◆ **Provided text**:
※ ※ ※

One Punch, they're saying more nice things about you: "Authorities say they believe Lehmann was deeply involved in penny stock fraud at a New York brokerage, Patterson-Travis, although he was not a licensed broker or principal there."
The Star-Ledger Archive COPYRIGHT ¸ The Star-Ledger 1999 Date: 1999/11/28 Sunday Page: 001 Section: NEWS Edition: FINAL Size: 2183 words
A shady deal united 2 doomed promoters
Secrets slowly surface after Colts Neck deaths
By John T. Ward and Ted Sherman Star-Ledger Staff
The setting was as gilded and glittering as New York gets: the Plaza Hotel at the peak of the Christmas season. But the deal on the table was dross - a scheme based on penny stocks.
In short, five men were meeting to arrange for stock of dubious value to be used as collateral for a brokerage account.
Not quite two years later, two of the men were killed gangland-style, and a third found their bodies. At least one of the other two present at the meeting was at the murder scene earlier in the day.
Albert Alain Chalem and Maier S. Lehmann had never met before the December 1997 gathering.
On Oct. 25, Chalem and Lehmann were gunned down in a barrage of bullets in a Colts Neck mansion. Their bodies were found early the next morning by a stockbroker friend of Chalem's, Allen Conkling, who also had been at the meeting, according to sworn testimony to the Securities and Exchange Commission.
Conkling and an unidentified person found the murdered men on the marble floor of the house where Chalem lived with his girlfriend. Both victims had been disabled by initial shots before the killer or killers finished them off.
Authorities refuse to say what, if anything, they have learned about why Chalem and Lehmann were killed. They also won't say if the deaths were related to the pair's business dealings. What is known is that the Plaza Hotel meeting brought the two together and they died together.
While the deal discussed at the Plaza Hotel never materialized, a review of the victims' lives shows that Chalem and Lehmann prowled the outer margins of the stock market before and after they met. Moving fluidly from deal to deal, they apparently were regular players in a world where traders pump up the values of cheap stocks and then dump them on unsuspecting investors.
Chalem and Lehmann appeared to have made careers out of hiding their true interests in both their business and personal lives:
Federal prosecutors in New York say Chalem, 41, was secretly controlling Toluca Pacific Securities, a now-defunct penny stock brokerage based in Burbank, Calif., with purported ties to organized crime. The company, which had offices in Manhattan and on Long Island, had run afoul of regulators for unauthorized trading, misrepresentatio n and high-pressure sales tactics. Chalem was never charged.

※ ※ ※

◆ **Data listing**:
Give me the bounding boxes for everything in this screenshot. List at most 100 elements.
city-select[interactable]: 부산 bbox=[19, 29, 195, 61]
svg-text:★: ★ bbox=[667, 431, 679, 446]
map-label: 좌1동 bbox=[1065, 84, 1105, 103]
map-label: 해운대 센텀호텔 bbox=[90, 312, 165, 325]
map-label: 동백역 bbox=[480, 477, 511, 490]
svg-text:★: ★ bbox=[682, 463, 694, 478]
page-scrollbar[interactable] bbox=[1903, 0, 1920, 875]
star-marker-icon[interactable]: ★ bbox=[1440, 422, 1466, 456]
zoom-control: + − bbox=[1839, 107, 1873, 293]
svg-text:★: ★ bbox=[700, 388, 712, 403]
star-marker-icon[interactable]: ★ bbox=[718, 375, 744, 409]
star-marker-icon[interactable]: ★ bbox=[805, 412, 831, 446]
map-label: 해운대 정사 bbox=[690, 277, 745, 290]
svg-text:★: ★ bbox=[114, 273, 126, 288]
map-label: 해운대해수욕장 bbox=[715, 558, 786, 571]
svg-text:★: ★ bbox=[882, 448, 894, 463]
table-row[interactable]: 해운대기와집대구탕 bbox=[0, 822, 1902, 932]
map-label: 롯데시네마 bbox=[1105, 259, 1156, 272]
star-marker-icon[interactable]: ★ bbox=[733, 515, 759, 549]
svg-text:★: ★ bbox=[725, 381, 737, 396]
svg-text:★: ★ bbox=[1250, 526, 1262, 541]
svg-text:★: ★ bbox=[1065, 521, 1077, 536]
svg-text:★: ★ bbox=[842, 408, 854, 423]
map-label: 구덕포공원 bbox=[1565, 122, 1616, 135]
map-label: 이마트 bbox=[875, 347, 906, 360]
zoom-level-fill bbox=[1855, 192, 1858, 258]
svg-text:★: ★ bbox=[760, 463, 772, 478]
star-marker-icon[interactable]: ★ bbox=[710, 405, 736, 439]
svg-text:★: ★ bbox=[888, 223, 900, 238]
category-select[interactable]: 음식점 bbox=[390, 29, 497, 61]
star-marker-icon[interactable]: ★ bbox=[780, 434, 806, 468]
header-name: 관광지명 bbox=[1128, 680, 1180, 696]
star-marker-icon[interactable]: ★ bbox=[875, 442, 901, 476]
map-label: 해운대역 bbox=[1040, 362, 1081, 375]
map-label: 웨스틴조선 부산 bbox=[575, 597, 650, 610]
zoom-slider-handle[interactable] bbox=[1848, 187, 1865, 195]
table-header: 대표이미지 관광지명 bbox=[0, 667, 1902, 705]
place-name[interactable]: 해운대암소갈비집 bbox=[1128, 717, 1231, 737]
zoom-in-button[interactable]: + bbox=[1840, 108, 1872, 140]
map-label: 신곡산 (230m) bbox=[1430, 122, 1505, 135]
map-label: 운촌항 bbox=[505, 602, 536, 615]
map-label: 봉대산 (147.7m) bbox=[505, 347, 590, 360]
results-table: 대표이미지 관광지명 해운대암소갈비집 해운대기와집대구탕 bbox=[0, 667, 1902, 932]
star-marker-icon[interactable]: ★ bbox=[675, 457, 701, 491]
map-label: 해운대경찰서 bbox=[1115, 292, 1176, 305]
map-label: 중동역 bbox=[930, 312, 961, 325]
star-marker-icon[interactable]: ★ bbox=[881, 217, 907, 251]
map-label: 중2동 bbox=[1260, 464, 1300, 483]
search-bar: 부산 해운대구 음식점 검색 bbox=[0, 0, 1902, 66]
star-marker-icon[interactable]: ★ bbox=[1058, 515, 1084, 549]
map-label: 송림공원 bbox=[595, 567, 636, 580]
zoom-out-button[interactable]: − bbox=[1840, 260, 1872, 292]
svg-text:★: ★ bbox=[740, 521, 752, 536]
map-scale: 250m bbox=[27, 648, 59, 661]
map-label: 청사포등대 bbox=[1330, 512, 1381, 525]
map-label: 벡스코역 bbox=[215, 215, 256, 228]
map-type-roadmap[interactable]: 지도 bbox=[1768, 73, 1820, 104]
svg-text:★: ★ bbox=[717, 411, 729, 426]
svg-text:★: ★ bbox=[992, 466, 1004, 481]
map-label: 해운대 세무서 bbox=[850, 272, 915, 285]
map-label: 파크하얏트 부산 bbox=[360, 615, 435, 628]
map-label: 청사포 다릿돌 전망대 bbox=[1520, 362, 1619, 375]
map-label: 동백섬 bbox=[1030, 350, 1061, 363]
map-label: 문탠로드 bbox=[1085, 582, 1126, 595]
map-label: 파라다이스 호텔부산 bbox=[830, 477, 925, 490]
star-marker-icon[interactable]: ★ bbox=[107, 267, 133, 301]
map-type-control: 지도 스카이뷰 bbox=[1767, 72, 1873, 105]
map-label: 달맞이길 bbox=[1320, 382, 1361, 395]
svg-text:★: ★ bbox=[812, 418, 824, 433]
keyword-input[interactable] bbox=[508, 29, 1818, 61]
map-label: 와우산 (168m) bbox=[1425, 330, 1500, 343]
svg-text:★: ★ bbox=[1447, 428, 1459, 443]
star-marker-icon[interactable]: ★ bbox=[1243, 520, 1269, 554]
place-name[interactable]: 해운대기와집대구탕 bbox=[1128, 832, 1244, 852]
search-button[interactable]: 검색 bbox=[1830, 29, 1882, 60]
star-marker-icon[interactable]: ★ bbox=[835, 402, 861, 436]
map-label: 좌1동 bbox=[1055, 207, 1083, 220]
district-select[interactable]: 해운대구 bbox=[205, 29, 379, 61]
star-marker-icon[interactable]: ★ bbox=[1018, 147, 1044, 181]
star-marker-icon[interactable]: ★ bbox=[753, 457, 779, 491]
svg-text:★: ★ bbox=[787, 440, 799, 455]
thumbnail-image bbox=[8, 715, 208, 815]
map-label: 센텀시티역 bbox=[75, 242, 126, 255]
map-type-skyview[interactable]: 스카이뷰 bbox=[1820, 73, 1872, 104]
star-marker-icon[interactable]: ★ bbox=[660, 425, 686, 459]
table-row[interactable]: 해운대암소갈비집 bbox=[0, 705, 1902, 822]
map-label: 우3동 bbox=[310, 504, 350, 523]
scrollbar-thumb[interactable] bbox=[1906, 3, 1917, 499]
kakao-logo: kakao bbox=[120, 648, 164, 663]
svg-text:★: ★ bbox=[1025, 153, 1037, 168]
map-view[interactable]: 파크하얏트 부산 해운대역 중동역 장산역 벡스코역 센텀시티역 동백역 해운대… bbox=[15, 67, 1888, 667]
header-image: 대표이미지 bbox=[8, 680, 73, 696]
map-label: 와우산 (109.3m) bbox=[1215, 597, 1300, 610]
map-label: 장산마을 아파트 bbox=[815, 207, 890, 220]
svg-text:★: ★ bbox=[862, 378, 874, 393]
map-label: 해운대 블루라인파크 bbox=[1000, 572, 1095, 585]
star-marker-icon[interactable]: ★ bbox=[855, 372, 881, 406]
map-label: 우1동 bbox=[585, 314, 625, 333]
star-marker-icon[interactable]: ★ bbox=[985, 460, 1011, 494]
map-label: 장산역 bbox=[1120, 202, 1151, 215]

※ ※ ※

◆ **Given task 1**:
Answer these questions from the article about the Colts Neck killings, one line each:
(a) In which New York hotel did the December 1997 meeting take place?
(b) Which stockbroker found the bodies of Chalem and Lehmann?
(c) In which city was Toluca Pacific Securities based?
◆ **Given task 2**: List every person whom the Colts Neck article names in full, including its authors.
◆ **Given task 3**: Write the next part of the article about the Colts Neck killings, starting right after its last sentence.

◆ **Exercise result 1**:
(a) The Plaza Hotel
(b) Allen Conkling
(c) Burbank, Calif.

◆ **Exercise result 2**:
Albert Alain Chalem
Maier S. Lehmann
Allen Conkling
John T. Ward
Ted Sherman

◆ **Exercise result 3**:
Chalem owned two boats, a Florida condominium and expensive cars, none of them in his name. A home in the Hamptons was in his mother's name. Cars registered at his Hamptons address were in the name of a company that bore his initials. The $1.1 million house where he and Lehmann died was in the name of Russell Candela, the father of Chalem's girlfriend.
Chalem was said by Bennett Oppenheim, the founder of a controversial heroin-detoxification business, to be the company's owner. Oppenheim, in an interview after Chalem's death, said Chalem didn't want his identity disclosed.
After Chalem's death, federal prosecutors subpoenaed the records of a recently failed day-trading firm, Harbor Securities, to determine whether Chalem racked up $800,000 in losses last April while trading under an assumed name, according to a report in the New York Times.
Lehmann, a 37-year-old from Woodmere, N.Y., with five young children - including two sets of twins - had no visible means of support. His wife, Tamar, told the SEC as part of a fraud probe that her husband's sole source of income was a job at a Manhattan property-management firm in which her brother is a partner. But her brother, Ziel Feldman, swore he never paid Lehmann for his services.
Lehmann refused to testify in that case, invoking his Fifth Amendment right not to incriminate himself.
Authorities say they believe Lehmann was deeply involved in penny stock fraud at a New York brokerage, Patterson-Travis, although he was not a licensed broker or principal there.
Lehmann sought out securities regulators and several financial publications late last year in an effort to implicate the neighbor with whom he shared his commute to the firm, all the while claiming his own hands were clean.
Chalem also had attracted the attention of federal prosecutors. According to a person familiar with the Toluca Pacific case who spoke on condition of anonymity, prosecutors met with Chalem about 18 months ago and told him they regarded him as the firm's unseen master.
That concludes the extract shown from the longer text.